■ Exercise aim:
Write the data out again, exactly as given.

■ Available data:
════════════════════
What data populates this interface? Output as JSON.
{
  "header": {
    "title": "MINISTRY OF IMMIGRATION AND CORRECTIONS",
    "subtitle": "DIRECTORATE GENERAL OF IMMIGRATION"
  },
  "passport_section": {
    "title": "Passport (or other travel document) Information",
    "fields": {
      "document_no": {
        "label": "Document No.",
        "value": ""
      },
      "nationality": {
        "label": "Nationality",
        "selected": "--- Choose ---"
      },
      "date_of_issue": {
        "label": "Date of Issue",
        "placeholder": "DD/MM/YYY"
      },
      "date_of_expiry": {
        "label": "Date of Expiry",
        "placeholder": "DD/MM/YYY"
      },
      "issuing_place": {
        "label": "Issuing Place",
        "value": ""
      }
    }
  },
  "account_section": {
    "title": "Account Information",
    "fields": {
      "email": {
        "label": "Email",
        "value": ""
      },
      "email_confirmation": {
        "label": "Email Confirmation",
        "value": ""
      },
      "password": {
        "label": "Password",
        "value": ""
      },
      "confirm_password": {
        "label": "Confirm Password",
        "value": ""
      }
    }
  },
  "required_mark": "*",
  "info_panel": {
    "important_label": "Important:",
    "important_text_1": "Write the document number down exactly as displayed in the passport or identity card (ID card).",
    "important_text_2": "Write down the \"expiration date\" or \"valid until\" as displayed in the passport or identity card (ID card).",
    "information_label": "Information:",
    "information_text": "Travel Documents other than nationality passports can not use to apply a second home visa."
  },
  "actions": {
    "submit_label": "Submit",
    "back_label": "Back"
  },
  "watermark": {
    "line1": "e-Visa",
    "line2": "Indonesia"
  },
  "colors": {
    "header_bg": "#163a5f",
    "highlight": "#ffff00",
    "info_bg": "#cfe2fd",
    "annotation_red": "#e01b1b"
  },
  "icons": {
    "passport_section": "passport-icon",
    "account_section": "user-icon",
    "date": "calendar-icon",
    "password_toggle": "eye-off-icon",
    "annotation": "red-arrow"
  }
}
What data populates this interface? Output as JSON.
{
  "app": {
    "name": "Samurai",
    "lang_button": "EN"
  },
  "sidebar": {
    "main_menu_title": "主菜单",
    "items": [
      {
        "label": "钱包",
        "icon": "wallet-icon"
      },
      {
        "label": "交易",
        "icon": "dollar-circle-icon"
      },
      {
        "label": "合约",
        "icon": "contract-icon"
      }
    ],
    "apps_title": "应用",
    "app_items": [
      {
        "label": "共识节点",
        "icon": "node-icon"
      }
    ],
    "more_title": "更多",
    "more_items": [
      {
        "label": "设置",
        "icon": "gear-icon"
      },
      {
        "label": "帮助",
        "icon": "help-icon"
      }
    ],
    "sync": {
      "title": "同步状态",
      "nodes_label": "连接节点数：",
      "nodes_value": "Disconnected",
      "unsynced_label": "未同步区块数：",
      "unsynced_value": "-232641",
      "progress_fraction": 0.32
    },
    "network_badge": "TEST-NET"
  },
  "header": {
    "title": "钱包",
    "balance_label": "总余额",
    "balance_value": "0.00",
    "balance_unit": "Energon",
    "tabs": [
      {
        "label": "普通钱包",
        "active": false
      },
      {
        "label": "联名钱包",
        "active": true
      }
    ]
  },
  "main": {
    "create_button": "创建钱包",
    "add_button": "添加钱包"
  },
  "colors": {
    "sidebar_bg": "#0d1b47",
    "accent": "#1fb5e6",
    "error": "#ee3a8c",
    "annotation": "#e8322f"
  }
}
════════════════════
■ Solution:
What data populates this interface? Output as JSON.
{
  "header": {
    "title": "MINISTRY OF IMMIGRATION AND CORRECTIONS",
    "subtitle": "DIRECTORATE GENERAL OF IMMIGRATION"
  },
  "passport_section": {
    "title": "Passport (or other travel document) Information",
    "fields": {
      "document_no": {
        "label": "Document No.",
        "value": ""
      },
      "nationality": {
        "label": "Nationality",
        "selected": "--- Choose ---"
      },
      "date_of_issue": {
        "label": "Date of Issue",
        "placeholder": "DD/MM/YYY"
      },
      "date_of_expiry": {
        "label": "Date of Expiry",
        "placeholder": "DD/MM/YYY"
      },
      "issuing_place": {
        "label": "Issuing Place",
        "value": ""
      }
    }
  },
  "account_section": {
    "title": "Account Information",
    "fields": {
      "email": {
        "label": "Email",
        "value": ""
      },
      "email_confirmation": {
        "label": "Email Confirmation",
        "value": ""
      },
      "password": {
        "label": "Password",
        "value": ""
      },
      "confirm_password": {
        "label": "Confirm Password",
        "value": ""
      }
    }
  },
  "required_mark": "*",
  "info_panel": {
    "important_label": "Important:",
    "important_text_1": "Write the document number down exactly as displayed in the passport or identity card (ID card).",
    "important_text_2": "Write down the \"expiration date\" or \"valid until\" as displayed in the passport or identity card (ID card).",
    "information_label": "Information:",
    "information_text": "Travel Documents other than nationality passports can not use to apply a second home visa."
  },
  "actions": {
    "submit_label": "Submit",
    "back_label": "Back"
  },
  "watermark": {
    "line1": "e-Visa",
    "line2": "Indonesia"
  },
  "colors": {
    "header_bg": "#163a5f",
    "highlight": "#ffff00",
    "info_bg": "#cfe2fd",
    "annotation_red": "#e01b1b"
  },
  "icons": {
    "passport_section": "passport-icon",
    "account_section": "user-icon",
    "date": "calendar-icon",
    "password_toggle": "eye-off-icon",
    "annotation": "red-arrow"
  }
}
What data populates this interface? Output as JSON.
{
  "app": {
    "name": "Samurai",
    "lang_button": "EN"
  },
  "sidebar": {
    "main_menu_title": "主菜单",
    "items": [
      {
        "label": "钱包",
        "icon": "wallet-icon"
      },
      {
        "label": "交易",
        "icon": "dollar-circle-icon"
      },
      {
        "label": "合约",
        "icon": "contract-icon"
      }
    ],
    "apps_title": "应用",
    "app_items": [
      {
        "label": "共识节点",
        "icon": "node-icon"
      }
    ],
    "more_title": "更多",
    "more_items": [
      {
        "label": "设置",
        "icon": "gear-icon"
      },
      {
        "label": "帮助",
        "icon": "help-icon"
      }
    ],
    "sync": {
      "title": "同步状态",
      "nodes_label": "连接节点数：",
      "nodes_value": "Disconnected",
      "unsynced_label": "未同步区块数：",
      "unsynced_value": "-232641",
      "progress_fraction": 0.32
    },
    "network_badge": "TEST-NET"
  },
  "header": {
    "title": "钱包",
    "balance_label": "总余额",
    "balance_value": "0.00",
    "balance_unit": "Energon",
    "tabs": [
      {
        "label": "普通钱包",
        "active": false
      },
      {
        "label": "联名钱包",
        "active": true
      }
    ]
  },
  "main": {
    "create_button": "创建钱包",
    "add_button": "添加钱包"
  },
  "colors": {
    "sidebar_bg": "#0d1b47",
    "accent": "#1fb5e6",
    "error": "#ee3a8c",
    "annotation": "#e8322f"
  }
}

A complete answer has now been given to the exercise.